**EXTRACT PROVIDED**
-- start --
Arista Networks is a technology leader in high-speed switching for enterprise networking. Arista’s software gives it a structural and durable competitive advantage over competitors in winning new customers, both in the cloud and in the enterprise. We believe Arista will see durably high growth from surging spending towards artificial intelligence. AI networks require the highest speeds available to train and infer upon models using many GPU clusters talking to each other. We believe that Arista’s strong position in high-speed switching will make it a meaningful beneficiary of AI spending.

Palo Alto Networks is a leader in cybersecurity, with platforms spanning network security, cloud security, and security operations. The firm stands to materially benefit from secular tailwinds across its three key end-markets – as cloud migrations, the shift to zero-trust security, and increased automation in cybersecurity, increase Palo Alto’s value proposition to its clients. The firm’s sticky platforms, combined with the broad range of its cybersecurity solutions, have helped Palo Alto build a wide economic moat around its business. The firm’s success in cross-selling to existing/new customers – its three security platforms spanning network, cloud, and security operations, is evidence of vendor consolidation - a trend that we think is likely to continue.

Bonds Research Highlights

Lenovo Group Ltd (USD)

This bond pays a coupon of 3.421% p.a. with maturity date on 2 November 2030. Lenovo is a leading global technology company and the world’s largest PC manufacturer. Established in 1984 in Beijing under the name “Legend,” the company transformed into a multinational industry leader following its acquisition of IBM’s Personal Computing Division in 2005. According to International Data Corporation (IDC), Lenovo accounted for approximately 25% of global PC shipments in 2025, maintaining its leading position ahead of HP and Dell, which held 19% and 16% market share, respectively.
-- end --
**COLLECTED DATA**
-- start --
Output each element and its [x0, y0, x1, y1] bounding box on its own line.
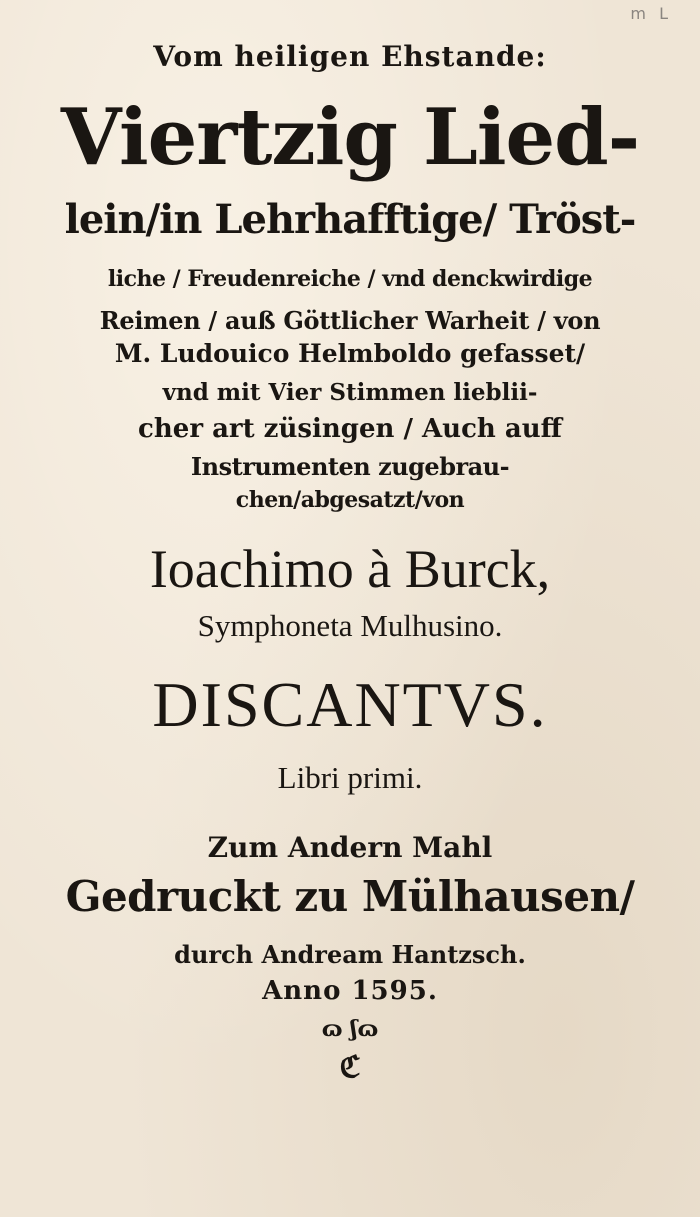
-- end --
**WHAT TO DO**
• A. From the research highlights on Arista, Palo Alto Networks and the Lenovo bond, can you answer these?
(i) What coupon does the Lenovo bond pay each year?
(ii) Whose Personal Computing Division did Lenovo acquire in 2005?
(iii) What three areas do Palo Alto Networks' security platforms span?
• B. What is the Spanish for this sentence from the research highlights: "Lenovo is a leading global technology company and the world’s largest PC manufacturer."?
• C. Can you carry the research highlights on Arista, Palo Alto Networks and the Lenovo bond further, starting after their last sentence?

**EXPECTED RESPONSES**
• A.
(i) 3.421% per year.
(ii) IBM's.
(iii) Network, cloud, and security operations.

• B. Lenovo es una empresa tecnológica global líder y el mayor fabricante de PC del mundo.

• C.
Research summary:

  • Lenovo Group Ltd’s ongoing AI transformation is expected to support its US$100 billion revenue goal within two years, while also enhancing operating margins. These developments, coupled with continued financial discipline, are supportive of its credit profile. However, this is partly tempered by persistent memory shortages affecting PCs and smartphones, as well as elevated geopolitical risks.
  • The company enjoyed strong 4QFY2026, with overall core profitability before tax, depreciation and amortisation up 29.5% year-on-year, fuelled by record PC shipments and AI momentum. A material improvement in free cash flow returned Lenovo to a net cash position of US$242 million.
  • There is potential for further balance sheet improvement, as US$2.6 billion of convertible bonds, accounting for almost 60% of total debt, are currently deep-in-the-money and likely to be converted into equity. Management maintained an upbeat AI driven outlook, reiterating its goal to reach US$100 billion revenue within two years, implying a 10% compound annual growth rate (CAGR) while preserving margins.
  • Key downside risks include tariffs, geopolitical tensions, supply chain volatility, and large cash outlays for major acquisitions.

Source: OCBC Group Research. The Information is provided to you as an “Accredited Investor” (defined under the Securities and Futures Act of Singapore and the Securities and Futures (Classes of Investors) Regulations 2018). If you would like to access the full research report on this bond, please reach out to your Client Advisor.

Funds

Multi-asset Funds

Lion-Bank of Singapore CIO Supertrends Multi Asset Fund

The Lion-BOS CIO Supertrends Multi Asset Fund is a multi-asset strategy that aims to provide income and long-term capital growth by investing in a diversified portfolio of asset classes including global equities, ETFs, global bonds, the writing of equity covered call options and other collective investment schemes. Guided by research from Bank of Singapore’s award-winning Chief Investment Office, the fund takes a rigorous research-based approach to identify quality companies within equities and fixed income with resilient business models and robust fundamentals. The fund also has distribution share classes for investors looking for dividend income.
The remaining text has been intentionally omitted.